- Given information
----

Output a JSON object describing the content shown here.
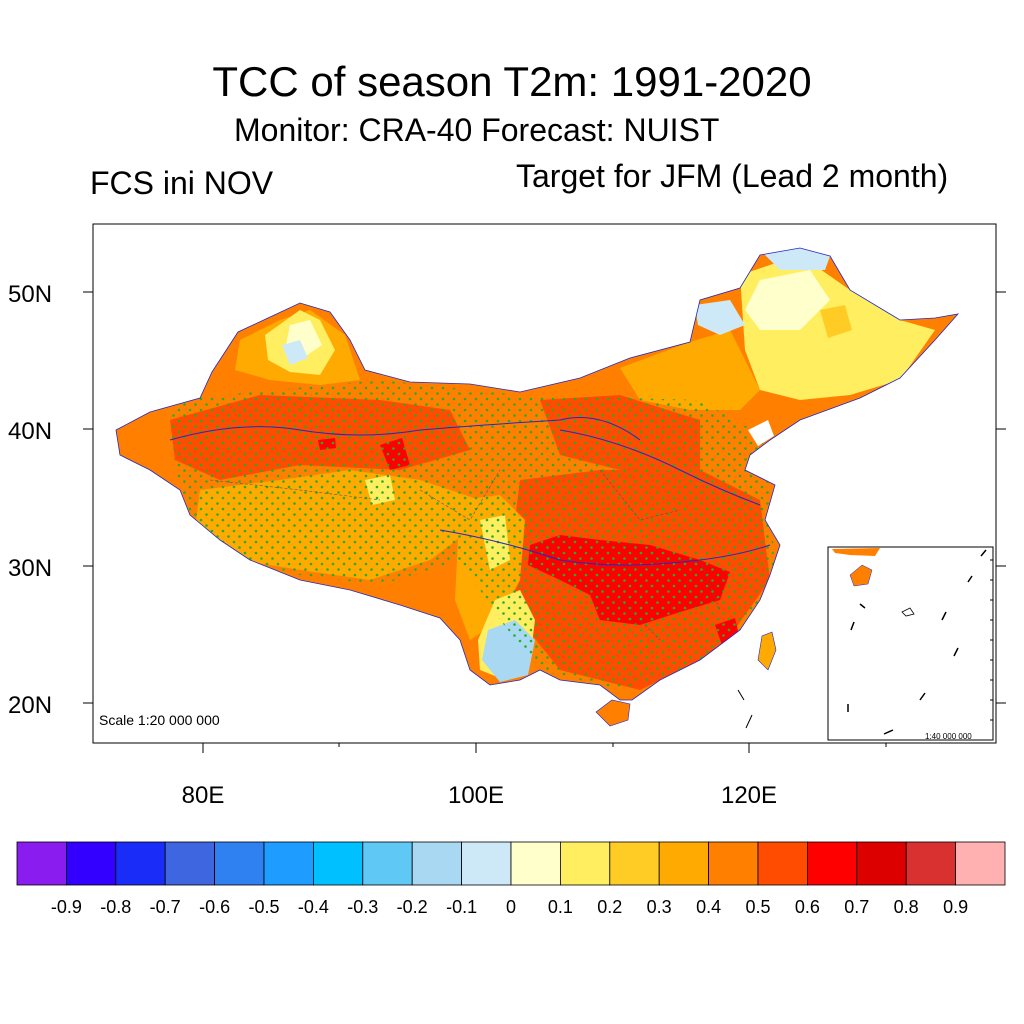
{
  "header": {
    "title": "TCC of season T2m: 1991-2020",
    "subtitle": "Monitor: CRA-40   Forecast: NUIST",
    "left_label": "FCS ini NOV",
    "right_label": "Target for JFM (Lead 2 month)"
  },
  "map": {
    "lat_labels": [
      "50N",
      "40N",
      "30N",
      "20N"
    ],
    "lon_labels": [
      "80E",
      "100E",
      "120E"
    ],
    "scale_label": "Scale 1:20 000 000",
    "inset_scale_label": "1:40 000 000"
  },
  "colorbar": {
    "labels": [
      "-0.9",
      "-0.8",
      "-0.7",
      "-0.6",
      "-0.5",
      "-0.4",
      "-0.3",
      "-0.2",
      "-0.1",
      "0",
      "0.1",
      "0.2",
      "0.3",
      "0.4",
      "0.5",
      "0.6",
      "0.7",
      "0.8",
      "0.9"
    ],
    "colors": [
      "#8a1cf0",
      "#3300ff",
      "#1a2cf8",
      "#3d66e0",
      "#2f80f0",
      "#1e9cff",
      "#00c0ff",
      "#60c8f4",
      "#a8d8f2",
      "#cde9f7",
      "#ffffcc",
      "#ffee60",
      "#ffcc26",
      "#ffaa00",
      "#ff8000",
      "#ff4c00",
      "#ff0000",
      "#dd0000",
      "#d93030",
      "#ffb0b0"
    ]
  }
}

----

- Your objective
Set the listing down in full and exactly. Pictures within it should not appear in the copy.

- Result of this task
Output a JSON object describing the content shown here.
{
  "header": {
    "title": "TCC of season T2m: 1991-2020",
    "subtitle": "Monitor: CRA-40   Forecast: NUIST",
    "left_label": "FCS ini NOV",
    "right_label": "Target for JFM (Lead 2 month)"
  },
  "map": {
    "lat_labels": [
      "50N",
      "40N",
      "30N",
      "20N"
    ],
    "lon_labels": [
      "80E",
      "100E",
      "120E"
    ],
    "scale_label": "Scale 1:20 000 000",
    "inset_scale_label": "1:40 000 000"
  },
  "colorbar": {
    "labels": [
      "-0.9",
      "-0.8",
      "-0.7",
      "-0.6",
      "-0.5",
      "-0.4",
      "-0.3",
      "-0.2",
      "-0.1",
      "0",
      "0.1",
      "0.2",
      "0.3",
      "0.4",
      "0.5",
      "0.6",
      "0.7",
      "0.8",
      "0.9"
    ],
    "colors": [
      "#8a1cf0",
      "#3300ff",
      "#1a2cf8",
      "#3d66e0",
      "#2f80f0",
      "#1e9cff",
      "#00c0ff",
      "#60c8f4",
      "#a8d8f2",
      "#cde9f7",
      "#ffffcc",
      "#ffee60",
      "#ffcc26",
      "#ffaa00",
      "#ff8000",
      "#ff4c00",
      "#ff0000",
      "#dd0000",
      "#d93030",
      "#ffb0b0"
    ]
  }
}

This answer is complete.